Excerpt to read |
┏━━

A wooden cutting board is a classic tool in the kitchen for food preparation and the perfect background for a cheese or charcuterie board. While there has been debate on whether wooden cutting boards contribute to food-borne illnesses caused by bacteria like E. coli and salmonella, studies have proven that they are as safe as other types of cutting boards if they are cleaned properly.
Best Woods for Cutting Boards
When you're shopping for a wooden cutting board, choose a hardwood like bamboo or maple. These woods are much less prone to scarring that can trap bacteria than softer woods like cedar and cypress.
How Often to Clean Wooden Cutting Boards
A cutting board should be cleaned after every use—even if it is just used to cut a piece of fruit. Skipping a good cleaning can leave yeast and mold spores and bacteria that will continue to grow. Depending upon how often you use the board, it should be thoroughly disinfected at least monthly and after each use with raw meats, poultry, and fish.

┗━━

Dataset entries |
┏━━

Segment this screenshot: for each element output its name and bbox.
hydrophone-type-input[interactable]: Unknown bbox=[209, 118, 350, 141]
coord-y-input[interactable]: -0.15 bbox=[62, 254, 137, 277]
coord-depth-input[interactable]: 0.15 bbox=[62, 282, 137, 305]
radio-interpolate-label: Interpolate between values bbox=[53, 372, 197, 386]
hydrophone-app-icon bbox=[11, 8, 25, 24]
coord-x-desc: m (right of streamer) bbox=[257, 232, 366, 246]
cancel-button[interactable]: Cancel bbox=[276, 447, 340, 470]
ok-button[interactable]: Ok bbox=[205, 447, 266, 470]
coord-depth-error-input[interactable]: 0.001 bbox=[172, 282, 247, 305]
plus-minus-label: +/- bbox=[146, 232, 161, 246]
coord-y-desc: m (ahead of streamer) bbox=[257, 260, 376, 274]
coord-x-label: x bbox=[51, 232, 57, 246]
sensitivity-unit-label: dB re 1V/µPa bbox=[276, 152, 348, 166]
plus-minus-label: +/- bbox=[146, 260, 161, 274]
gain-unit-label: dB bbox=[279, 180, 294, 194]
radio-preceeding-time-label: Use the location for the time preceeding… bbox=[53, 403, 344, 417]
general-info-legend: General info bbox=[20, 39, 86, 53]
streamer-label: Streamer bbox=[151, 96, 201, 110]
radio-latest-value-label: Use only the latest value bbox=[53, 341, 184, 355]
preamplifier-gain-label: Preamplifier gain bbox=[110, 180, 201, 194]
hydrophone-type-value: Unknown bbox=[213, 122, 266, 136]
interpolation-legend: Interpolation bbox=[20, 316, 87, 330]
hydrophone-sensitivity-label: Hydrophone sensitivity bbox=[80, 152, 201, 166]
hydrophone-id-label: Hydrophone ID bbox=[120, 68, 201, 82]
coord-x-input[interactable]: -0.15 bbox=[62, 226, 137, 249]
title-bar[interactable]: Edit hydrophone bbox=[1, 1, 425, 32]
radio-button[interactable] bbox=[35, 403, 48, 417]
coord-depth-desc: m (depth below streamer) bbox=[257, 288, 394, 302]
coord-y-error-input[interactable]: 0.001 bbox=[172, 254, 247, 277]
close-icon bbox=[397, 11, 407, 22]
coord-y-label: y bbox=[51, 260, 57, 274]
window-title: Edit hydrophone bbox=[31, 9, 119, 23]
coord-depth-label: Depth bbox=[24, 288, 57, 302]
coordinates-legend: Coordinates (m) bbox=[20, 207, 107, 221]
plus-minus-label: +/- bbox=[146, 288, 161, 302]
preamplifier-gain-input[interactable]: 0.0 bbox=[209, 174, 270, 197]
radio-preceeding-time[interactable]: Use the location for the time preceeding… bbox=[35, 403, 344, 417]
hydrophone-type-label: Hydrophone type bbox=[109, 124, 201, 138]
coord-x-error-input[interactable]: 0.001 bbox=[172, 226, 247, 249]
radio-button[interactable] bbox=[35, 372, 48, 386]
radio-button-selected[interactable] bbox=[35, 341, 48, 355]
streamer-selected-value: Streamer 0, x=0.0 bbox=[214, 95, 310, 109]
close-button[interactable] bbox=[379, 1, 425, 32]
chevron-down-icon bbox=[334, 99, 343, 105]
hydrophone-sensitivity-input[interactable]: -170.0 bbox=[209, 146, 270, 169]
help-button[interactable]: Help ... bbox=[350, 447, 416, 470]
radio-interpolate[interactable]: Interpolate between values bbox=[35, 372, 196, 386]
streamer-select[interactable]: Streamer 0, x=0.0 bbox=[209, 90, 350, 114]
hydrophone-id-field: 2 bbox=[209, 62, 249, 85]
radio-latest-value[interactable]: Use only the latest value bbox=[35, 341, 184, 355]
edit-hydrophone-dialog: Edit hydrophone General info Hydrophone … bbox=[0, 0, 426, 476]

┗━━

Exercises to complete |
**1)** According to the text on wooden cutting boards, why should a shopper pick a hardwood such as bamboo or maple? Answer in one to three sentences.
**2)** Answer these questions from the text on wooden cutting boards.
(a) Which two bacteria are named in the debate over food-borne illness?
(b) Which softer woods does the text contrast with hardwoods?
(c) How often should a board be thoroughly disinfected?
**3)** Carry on the text on wooden cutting boards from where it stops.
The records come from a separate source and are unrelated to the text on wooden cutting boards.

Written responses |
**1)** Hardwoods like bamboo and maple are much less prone to scarring than softer woods such as cedar and cypress. Scarring matters because it can trap bacteria.

**2)**
(a) E. coli and salmonella.
(b) Cedar and cypress.
(c) At least monthly, and after each use with raw meats, poultry, and fish.

**3)**
Equipment / Tools
- Sponge or dish scrubber
- Sink or large basin
- Drying cloths
- Drying rack
- Warm water
- Dishwashing liquid
- Distilled white vinegar or hydrogen peroxide
- 2 teaspoons chlorine bleach
- Baking soda
- 1 lemon, cut in half
- Food grade mineral oil
- Paper towels
Rinse Food Residue
As soon as possible after use, rinse off the wooden board under warm water to remove any loose food residue. Use a soft sponge or scrubber to remove any sticky bits. Make sure that no foods or clean dishes are in the splash zone to prevent cross-contamination.
Do not allow solids and liquid to sit on the board's surface for long to prevent staining. Prompt rinsing is particularly critical when handling meats.
Mix a Cleaning Solution
Add a few drops of dishwashing liquid to warm water and use a sponge to wipe down both sides of the wooden cutting board. Do not allow the board to soak in the solution.
Avoid the Dishwasher
Never place a wooden cutting board in an automatic dishwasher. The high heat and extended exposure to water will cause the wood to split.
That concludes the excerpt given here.